**Exercises to complete**:
(1) Translate this sentence from the text on SSH and IPsec into Spanish: "IPsec, which is inherent to IPv6, is also available for IP version 4."
(2) Resume the text on SSH and IPsec with a further paragraph that begins after its final sentence.
--- START Document excerpt ---
SSH also serves as a capable Telnet replacement, and as one O'Reilly person pointed out, the heck with the security, it's one of the only decent terminal emulators available for Windows!

Finally, SSH provides the extremely powerful ability to tunnel other protocols. That is, if you absolutely must use the insecure POP to get your email, you can use SSH to tunnel the data, keeping it from any prying eyes. SSH does this by intercepting data sent to a local port, say POP3's 110, and forwarding it to the specified server's port 110. The data actually travels over SSH's port 22 and is completely secured by the SSH protocol. Read how to set up secure SSH tunnels here.

On the subject of tunneling, IPsec (IP security) provides packet-level encryption of any and all protocols. IPsec, which is inherent to IPv6, is also available for IP version 4. It's an excellent way to secure all network traffic. It doesn't make up for flawed programming--such as the potential root exploits mentioned above--but it does allow for transparent security of normally insecure protocols. The setup and configuration is well beyond the scope of this article, however, you can read tutorials for FreeBSD, NetBSD, OpenBSD, Linux, and Windows 2000.
--- END Document excerpt ---
--- START Recorded data ---
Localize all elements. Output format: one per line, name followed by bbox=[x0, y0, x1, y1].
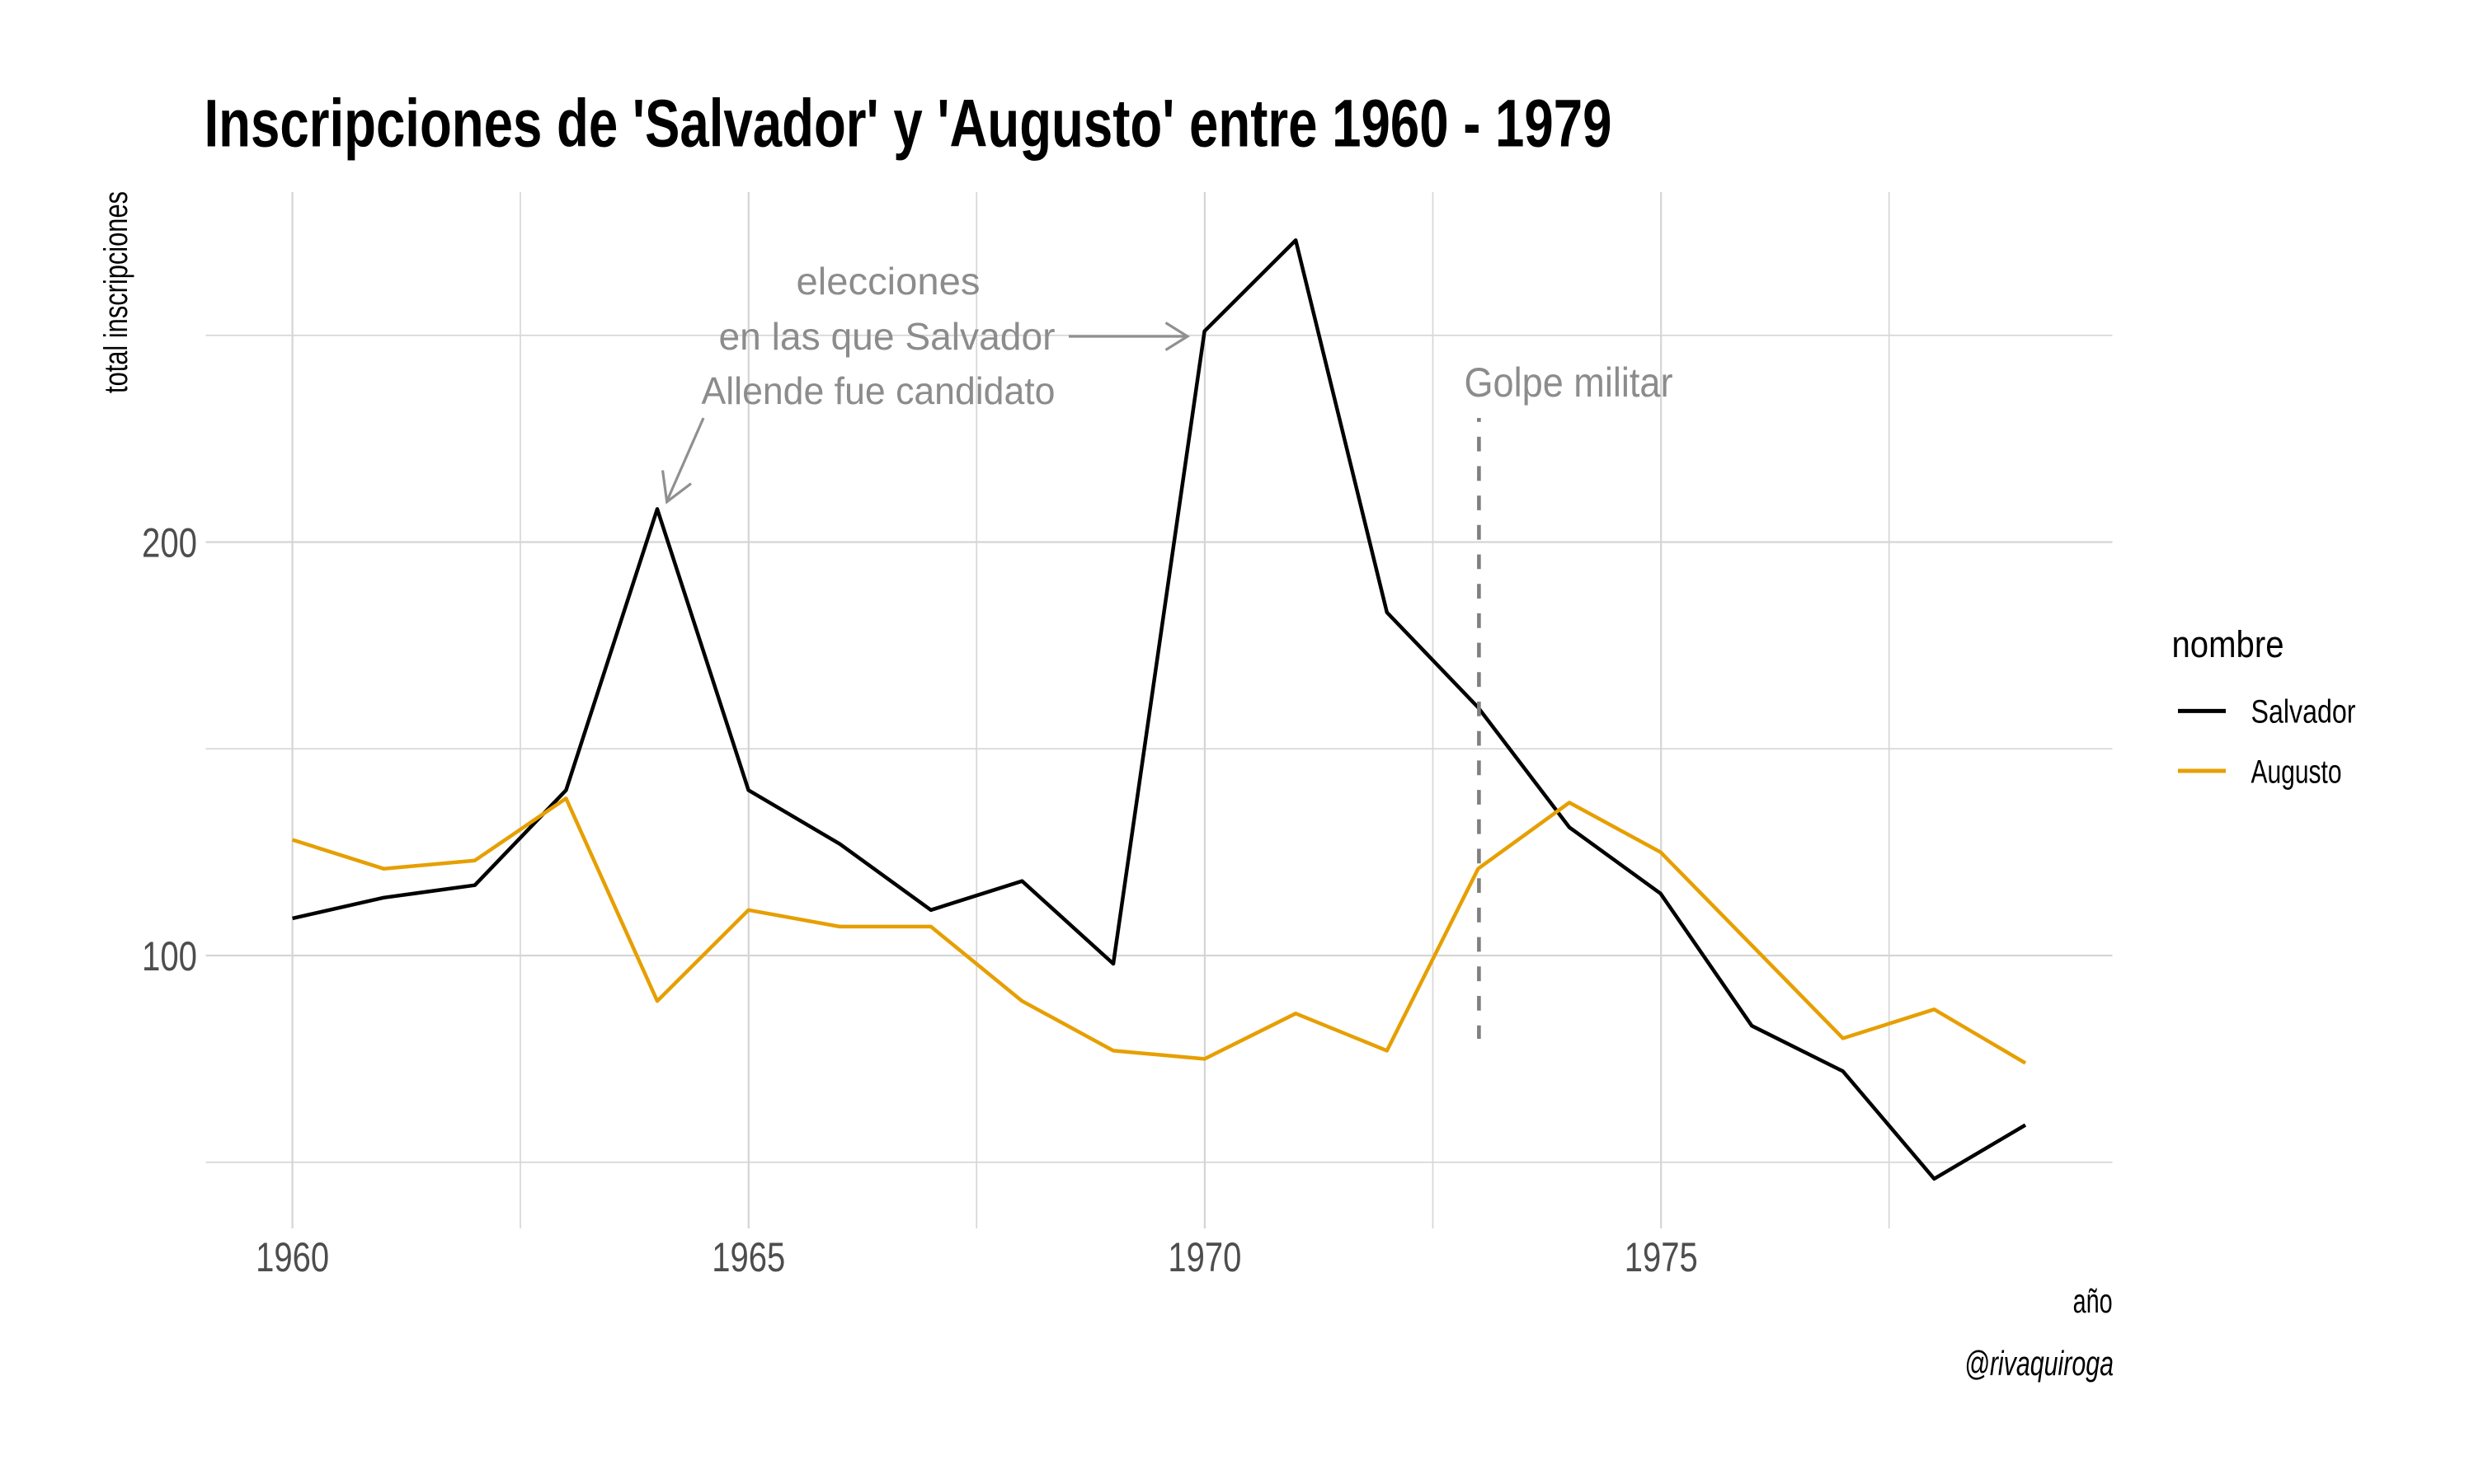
--- END Recorded data ---
**Task-by-task answers**:
(1) IPsec, que es inherente a IPv6, también está disponible para la versión 4 de IP.

(2)
SSH tunneling and IPsec aside, there are other secure equivalents for protocols. APOP, for example, is the secure equivalent of POP. Sendmail now supports SMTP AUTH and SMTPTTLS, which provide authentication and encryption support. BIND 9 and higher supports signed zone and DNS request support, ensuring that hosts get accurate data from the correct name server. If you can't find a secure replacement, you can almost always use IPsec or an SSH tunnel.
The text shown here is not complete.